**Aim**
Your task is to output the entries below word for word.
****************
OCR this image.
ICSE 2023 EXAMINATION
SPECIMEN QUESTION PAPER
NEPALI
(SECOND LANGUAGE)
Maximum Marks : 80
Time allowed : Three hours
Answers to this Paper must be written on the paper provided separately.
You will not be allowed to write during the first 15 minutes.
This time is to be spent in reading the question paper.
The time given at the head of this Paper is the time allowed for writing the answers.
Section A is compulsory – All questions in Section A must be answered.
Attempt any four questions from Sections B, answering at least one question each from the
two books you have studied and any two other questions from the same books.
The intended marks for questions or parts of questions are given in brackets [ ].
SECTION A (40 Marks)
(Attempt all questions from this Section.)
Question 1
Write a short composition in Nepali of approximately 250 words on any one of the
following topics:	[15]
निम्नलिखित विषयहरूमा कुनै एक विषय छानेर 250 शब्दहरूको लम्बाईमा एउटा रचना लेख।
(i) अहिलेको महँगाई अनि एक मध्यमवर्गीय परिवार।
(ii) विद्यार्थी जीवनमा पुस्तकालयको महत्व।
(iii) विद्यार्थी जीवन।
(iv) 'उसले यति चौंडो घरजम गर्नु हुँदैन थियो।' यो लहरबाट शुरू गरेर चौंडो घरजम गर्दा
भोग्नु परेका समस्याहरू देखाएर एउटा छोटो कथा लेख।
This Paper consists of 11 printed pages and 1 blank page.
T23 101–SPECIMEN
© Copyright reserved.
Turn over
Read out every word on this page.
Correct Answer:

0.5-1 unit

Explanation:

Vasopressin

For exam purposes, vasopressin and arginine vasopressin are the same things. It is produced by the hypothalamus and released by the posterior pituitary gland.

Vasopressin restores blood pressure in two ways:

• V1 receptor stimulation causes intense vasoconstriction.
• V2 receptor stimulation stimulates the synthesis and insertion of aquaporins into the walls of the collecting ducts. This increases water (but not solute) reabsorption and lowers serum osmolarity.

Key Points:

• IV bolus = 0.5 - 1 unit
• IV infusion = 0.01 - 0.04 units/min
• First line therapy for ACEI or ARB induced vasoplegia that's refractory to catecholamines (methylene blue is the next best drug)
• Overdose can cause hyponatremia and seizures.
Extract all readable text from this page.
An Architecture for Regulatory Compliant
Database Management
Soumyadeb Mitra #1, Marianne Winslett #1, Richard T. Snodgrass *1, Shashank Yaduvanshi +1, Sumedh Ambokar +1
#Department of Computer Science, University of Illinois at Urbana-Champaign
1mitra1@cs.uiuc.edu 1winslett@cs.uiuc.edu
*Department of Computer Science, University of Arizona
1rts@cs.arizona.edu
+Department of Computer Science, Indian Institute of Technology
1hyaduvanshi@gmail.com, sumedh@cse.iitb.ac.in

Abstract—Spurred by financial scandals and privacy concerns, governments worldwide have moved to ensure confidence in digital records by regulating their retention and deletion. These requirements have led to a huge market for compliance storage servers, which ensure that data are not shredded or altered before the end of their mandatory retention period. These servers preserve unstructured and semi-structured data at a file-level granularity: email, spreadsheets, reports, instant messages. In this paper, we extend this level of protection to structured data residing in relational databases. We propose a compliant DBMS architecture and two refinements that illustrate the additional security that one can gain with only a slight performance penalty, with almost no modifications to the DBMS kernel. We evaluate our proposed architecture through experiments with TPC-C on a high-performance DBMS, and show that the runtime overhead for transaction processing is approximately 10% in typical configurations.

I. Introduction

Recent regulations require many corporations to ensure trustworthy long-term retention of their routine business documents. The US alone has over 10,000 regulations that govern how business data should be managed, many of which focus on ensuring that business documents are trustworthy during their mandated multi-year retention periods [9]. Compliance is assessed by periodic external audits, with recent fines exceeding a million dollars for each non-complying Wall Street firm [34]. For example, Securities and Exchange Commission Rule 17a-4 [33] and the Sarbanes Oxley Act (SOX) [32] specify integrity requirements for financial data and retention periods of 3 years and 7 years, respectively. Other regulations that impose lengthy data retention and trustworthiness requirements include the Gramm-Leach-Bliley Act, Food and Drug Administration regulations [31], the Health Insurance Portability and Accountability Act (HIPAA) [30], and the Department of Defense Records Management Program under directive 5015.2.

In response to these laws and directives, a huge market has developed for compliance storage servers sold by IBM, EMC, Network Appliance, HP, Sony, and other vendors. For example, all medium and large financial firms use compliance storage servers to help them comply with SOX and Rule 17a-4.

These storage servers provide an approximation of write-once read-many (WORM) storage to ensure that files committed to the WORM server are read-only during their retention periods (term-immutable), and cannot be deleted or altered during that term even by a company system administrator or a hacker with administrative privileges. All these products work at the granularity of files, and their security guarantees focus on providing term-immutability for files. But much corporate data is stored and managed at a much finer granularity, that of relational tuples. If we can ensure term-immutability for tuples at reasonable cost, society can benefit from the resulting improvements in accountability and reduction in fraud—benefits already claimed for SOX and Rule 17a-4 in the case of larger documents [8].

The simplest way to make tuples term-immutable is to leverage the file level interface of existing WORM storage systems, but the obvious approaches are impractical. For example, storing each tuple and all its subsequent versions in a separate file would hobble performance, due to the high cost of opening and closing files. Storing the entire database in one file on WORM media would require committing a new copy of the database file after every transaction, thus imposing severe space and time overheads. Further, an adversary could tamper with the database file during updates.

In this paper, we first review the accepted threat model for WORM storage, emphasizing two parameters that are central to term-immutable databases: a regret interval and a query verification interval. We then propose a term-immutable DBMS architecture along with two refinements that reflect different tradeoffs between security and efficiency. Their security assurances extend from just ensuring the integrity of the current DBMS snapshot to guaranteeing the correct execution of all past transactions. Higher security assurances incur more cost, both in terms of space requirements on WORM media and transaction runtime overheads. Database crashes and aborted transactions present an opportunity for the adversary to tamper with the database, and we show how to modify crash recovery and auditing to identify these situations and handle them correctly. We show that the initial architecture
****************
**Response for this exercise**
OCR this image.
ICSE 2023 EXAMINATION
SPECIMEN QUESTION PAPER
NEPALI
(SECOND LANGUAGE)
Maximum Marks : 80
Time allowed : Three hours
Answers to this Paper must be written on the paper provided separately.
You will not be allowed to write during the first 15 minutes.
This time is to be spent in reading the question paper.
The time given at the head of this Paper is the time allowed for writing the answers.
Section A is compulsory – All questions in Section A must be answered.
Attempt any four questions from Sections B, answering at least one question each from the
two books you have studied and any two other questions from the same books.
The intended marks for questions or parts of questions are given in brackets [ ].
SECTION A (40 Marks)
(Attempt all questions from this Section.)
Question 1
Write a short composition in Nepali of approximately 250 words on any one of the
following topics:	[15]
निम्नलिखित विषयहरूमा कुनै एक विषय छानेर 250 शब्दहरूको लम्बाईमा एउटा रचना लेख।
(i) अहिलेको महँगाई अनि एक मध्यमवर्गीय परिवार।
(ii) विद्यार्थी जीवनमा पुस्तकालयको महत्व।
(iii) विद्यार्थी जीवन।
(iv) 'उसले यति चौंडो घरजम गर्नु हुँदैन थियो।' यो लहरबाट शुरू गरेर चौंडो घरजम गर्दा
भोग्नु परेका समस्याहरू देखाएर एउटा छोटो कथा लेख।
This Paper consists of 11 printed pages and 1 blank page.
T23 101–SPECIMEN
© Copyright reserved.
Turn over
Read out every word on this page.
Correct Answer:

0.5-1 unit

Explanation:

Vasopressin

For exam purposes, vasopressin and arginine vasopressin are the same things. It is produced by the hypothalamus and released by the posterior pituitary gland.

Vasopressin restores blood pressure in two ways:

• V1 receptor stimulation causes intense vasoconstriction.
• V2 receptor stimulation stimulates the synthesis and insertion of aquaporins into the walls of the collecting ducts. This increases water (but not solute) reabsorption and lowers serum osmolarity.

Key Points:

• IV bolus = 0.5 - 1 unit
• IV infusion = 0.01 - 0.04 units/min
• First line therapy for ACEI or ARB induced vasoplegia that's refractory to catecholamines (methylene blue is the next best drug)
• Overdose can cause hyponatremia and seizures.
Extract all readable text from this page.
An Architecture for Regulatory Compliant
Database Management
Soumyadeb Mitra #1, Marianne Winslett #1, Richard T. Snodgrass *1, Shashank Yaduvanshi +1, Sumedh Ambokar +1
#Department of Computer Science, University of Illinois at Urbana-Champaign
1mitra1@cs.uiuc.edu 1winslett@cs.uiuc.edu
*Department of Computer Science, University of Arizona
1rts@cs.arizona.edu
+Department of Computer Science, Indian Institute of Technology
1hyaduvanshi@gmail.com, sumedh@cse.iitb.ac.in

Abstract—Spurred by financial scandals and privacy concerns, governments worldwide have moved to ensure confidence in digital records by regulating their retention and deletion. These requirements have led to a huge market for compliance storage servers, which ensure that data are not shredded or altered before the end of their mandatory retention period. These servers preserve unstructured and semi-structured data at a file-level granularity: email, spreadsheets, reports, instant messages. In this paper, we extend this level of protection to structured data residing in relational databases. We propose a compliant DBMS architecture and two refinements that illustrate the additional security that one can gain with only a slight performance penalty, with almost no modifications to the DBMS kernel. We evaluate our proposed architecture through experiments with TPC-C on a high-performance DBMS, and show that the runtime overhead for transaction processing is approximately 10% in typical configurations.

I. Introduction

Recent regulations require many corporations to ensure trustworthy long-term retention of their routine business documents. The US alone has over 10,000 regulations that govern how business data should be managed, many of which focus on ensuring that business documents are trustworthy during their mandated multi-year retention periods [9]. Compliance is assessed by periodic external audits, with recent fines exceeding a million dollars for each non-complying Wall Street firm [34]. For example, Securities and Exchange Commission Rule 17a-4 [33] and the Sarbanes Oxley Act (SOX) [32] specify integrity requirements for financial data and retention periods of 3 years and 7 years, respectively. Other regulations that impose lengthy data retention and trustworthiness requirements include the Gramm-Leach-Bliley Act, Food and Drug Administration regulations [31], the Health Insurance Portability and Accountability Act (HIPAA) [30], and the Department of Defense Records Management Program under directive 5015.2.

In response to these laws and directives, a huge market has developed for compliance storage servers sold by IBM, EMC, Network Appliance, HP, Sony, and other vendors. For example, all medium and large financial firms use compliance storage servers to help them comply with SOX and Rule 17a-4.

These storage servers provide an approximation of write-once read-many (WORM) storage to ensure that files committed to the WORM server are read-only during their retention periods (term-immutable), and cannot be deleted or altered during that term even by a company system administrator or a hacker with administrative privileges. All these products work at the granularity of files, and their security guarantees focus on providing term-immutability for files. But much corporate data is stored and managed at a much finer granularity, that of relational tuples. If we can ensure term-immutability for tuples at reasonable cost, society can benefit from the resulting improvements in accountability and reduction in fraud—benefits already claimed for SOX and Rule 17a-4 in the case of larger documents [8].

The simplest way to make tuples term-immutable is to leverage the file level interface of existing WORM storage systems, but the obvious approaches are impractical. For example, storing each tuple and all its subsequent versions in a separate file would hobble performance, due to the high cost of opening and closing files. Storing the entire database in one file on WORM media would require committing a new copy of the database file after every transaction, thus imposing severe space and time overheads. Further, an adversary could tamper with the database file during updates.

In this paper, we first review the accepted threat model for WORM storage, emphasizing two parameters that are central to term-immutable databases: a regret interval and a query verification interval. We then propose a term-immutable DBMS architecture along with two refinements that reflect different tradeoffs between security and efficiency. Their security assurances extend from just ensuring the integrity of the current DBMS snapshot to guaranteeing the correct execution of all past transactions. Higher security assurances incur more cost, both in terms of space requirements on WORM media and transaction runtime overheads. Database crashes and aborted transactions present an opportunity for the adversary to tamper with the database, and we show how to modify crash recovery and auditing to identify these situations and handle them correctly. We show that the initial architecture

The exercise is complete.